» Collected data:
____

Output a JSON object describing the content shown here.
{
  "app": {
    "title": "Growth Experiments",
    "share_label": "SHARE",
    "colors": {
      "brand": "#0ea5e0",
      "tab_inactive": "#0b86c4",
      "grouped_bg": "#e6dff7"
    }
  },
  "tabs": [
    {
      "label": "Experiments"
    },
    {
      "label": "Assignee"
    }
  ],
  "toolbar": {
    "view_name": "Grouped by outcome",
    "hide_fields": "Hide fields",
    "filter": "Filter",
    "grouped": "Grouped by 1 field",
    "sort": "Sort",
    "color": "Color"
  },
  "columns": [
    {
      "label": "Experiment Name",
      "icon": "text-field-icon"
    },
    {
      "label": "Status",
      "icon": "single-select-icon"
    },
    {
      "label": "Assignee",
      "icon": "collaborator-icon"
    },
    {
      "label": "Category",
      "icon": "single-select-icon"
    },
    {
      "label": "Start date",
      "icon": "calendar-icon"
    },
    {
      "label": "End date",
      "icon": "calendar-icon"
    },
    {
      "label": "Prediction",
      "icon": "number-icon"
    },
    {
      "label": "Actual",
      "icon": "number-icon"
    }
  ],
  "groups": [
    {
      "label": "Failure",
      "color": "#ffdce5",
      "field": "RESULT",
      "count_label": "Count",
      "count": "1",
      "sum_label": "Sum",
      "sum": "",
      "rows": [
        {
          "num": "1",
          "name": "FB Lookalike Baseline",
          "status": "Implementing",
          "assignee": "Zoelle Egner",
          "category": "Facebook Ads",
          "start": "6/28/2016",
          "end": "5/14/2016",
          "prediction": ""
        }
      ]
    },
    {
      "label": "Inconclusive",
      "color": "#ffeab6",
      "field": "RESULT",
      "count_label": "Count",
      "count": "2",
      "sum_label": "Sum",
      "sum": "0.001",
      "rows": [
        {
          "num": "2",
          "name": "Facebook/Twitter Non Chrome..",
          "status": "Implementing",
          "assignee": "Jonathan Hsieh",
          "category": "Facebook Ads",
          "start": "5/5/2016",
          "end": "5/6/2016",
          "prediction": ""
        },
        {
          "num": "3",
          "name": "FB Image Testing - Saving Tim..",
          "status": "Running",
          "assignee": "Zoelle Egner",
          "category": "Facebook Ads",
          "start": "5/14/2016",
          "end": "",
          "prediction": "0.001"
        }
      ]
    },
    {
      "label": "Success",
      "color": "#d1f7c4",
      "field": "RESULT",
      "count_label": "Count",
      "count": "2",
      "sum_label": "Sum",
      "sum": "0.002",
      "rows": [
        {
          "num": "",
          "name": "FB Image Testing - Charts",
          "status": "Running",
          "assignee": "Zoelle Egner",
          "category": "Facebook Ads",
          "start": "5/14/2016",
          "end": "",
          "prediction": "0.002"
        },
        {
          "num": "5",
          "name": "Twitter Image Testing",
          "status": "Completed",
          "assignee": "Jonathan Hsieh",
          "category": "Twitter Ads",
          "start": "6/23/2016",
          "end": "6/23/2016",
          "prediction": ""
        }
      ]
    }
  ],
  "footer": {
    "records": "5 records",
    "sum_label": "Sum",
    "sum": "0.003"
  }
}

____

» STATED EXERCISE:
All of the entries must be quoted exactly; please include each one.

» SOLUTION:
Output a JSON object describing the content shown here.
{
  "app": {
    "title": "Growth Experiments",
    "share_label": "SHARE",
    "colors": {
      "brand": "#0ea5e0",
      "tab_inactive": "#0b86c4",
      "grouped_bg": "#e6dff7"
    }
  },
  "tabs": [
    {
      "label": "Experiments"
    },
    {
      "label": "Assignee"
    }
  ],
  "toolbar": {
    "view_name": "Grouped by outcome",
    "hide_fields": "Hide fields",
    "filter": "Filter",
    "grouped": "Grouped by 1 field",
    "sort": "Sort",
    "color": "Color"
  },
  "columns": [
    {
      "label": "Experiment Name",
      "icon": "text-field-icon"
    },
    {
      "label": "Status",
      "icon": "single-select-icon"
    },
    {
      "label": "Assignee",
      "icon": "collaborator-icon"
    },
    {
      "label": "Category",
      "icon": "single-select-icon"
    },
    {
      "label": "Start date",
      "icon": "calendar-icon"
    },
    {
      "label": "End date",
      "icon": "calendar-icon"
    },
    {
      "label": "Prediction",
      "icon": "number-icon"
    },
    {
      "label": "Actual",
      "icon": "number-icon"
    }
  ],
  "groups": [
    {
      "label": "Failure",
      "color": "#ffdce5",
      "field": "RESULT",
      "count_label": "Count",
      "count": "1",
      "sum_label": "Sum",
      "sum": "",
      "rows": [
        {
          "num": "1",
          "name": "FB Lookalike Baseline",
          "status": "Implementing",
          "assignee": "Zoelle Egner",
          "category": "Facebook Ads",
          "start": "6/28/2016",
          "end": "5/14/2016",
          "prediction": ""
        }
      ]
    },
    {
      "label": "Inconclusive",
      "color": "#ffeab6",
      "field": "RESULT",
      "count_label": "Count",
      "count": "2",
      "sum_label": "Sum",
      "sum": "0.001",
      "rows": [
        {
          "num": "2",
          "name": "Facebook/Twitter Non Chrome..",
          "status": "Implementing",
          "assignee": "Jonathan Hsieh",
          "category": "Facebook Ads",
          "start": "5/5/2016",
          "end": "5/6/2016",
          "prediction": ""
        },
        {
          "num": "3",
          "name": "FB Image Testing - Saving Tim..",
          "status": "Running",
          "assignee": "Zoelle Egner",
          "category": "Facebook Ads",
          "start": "5/14/2016",
          "end": "",
          "prediction": "0.001"
        }
      ]
    },
    {
      "label": "Success",
      "color": "#d1f7c4",
      "field": "RESULT",
      "count_label": "Count",
      "count": "2",
      "sum_label": "Sum",
      "sum": "0.002",
      "rows": [
        {
          "num": "",
          "name": "FB Image Testing - Charts",
          "status": "Running",
          "assignee": "Zoelle Egner",
          "category": "Facebook Ads",
          "start": "5/14/2016",
          "end": "",
          "prediction": "0.002"
        },
        {
          "num": "5",
          "name": "Twitter Image Testing",
          "status": "Completed",
          "assignee": "Jonathan Hsieh",
          "category": "Twitter Ads",
          "start": "6/23/2016",
          "end": "6/23/2016",
          "prediction": ""
        }
      ]
    }
  ],
  "footer": {
    "records": "5 records",
    "sum_label": "Sum",
    "sum": "0.003"
  }
}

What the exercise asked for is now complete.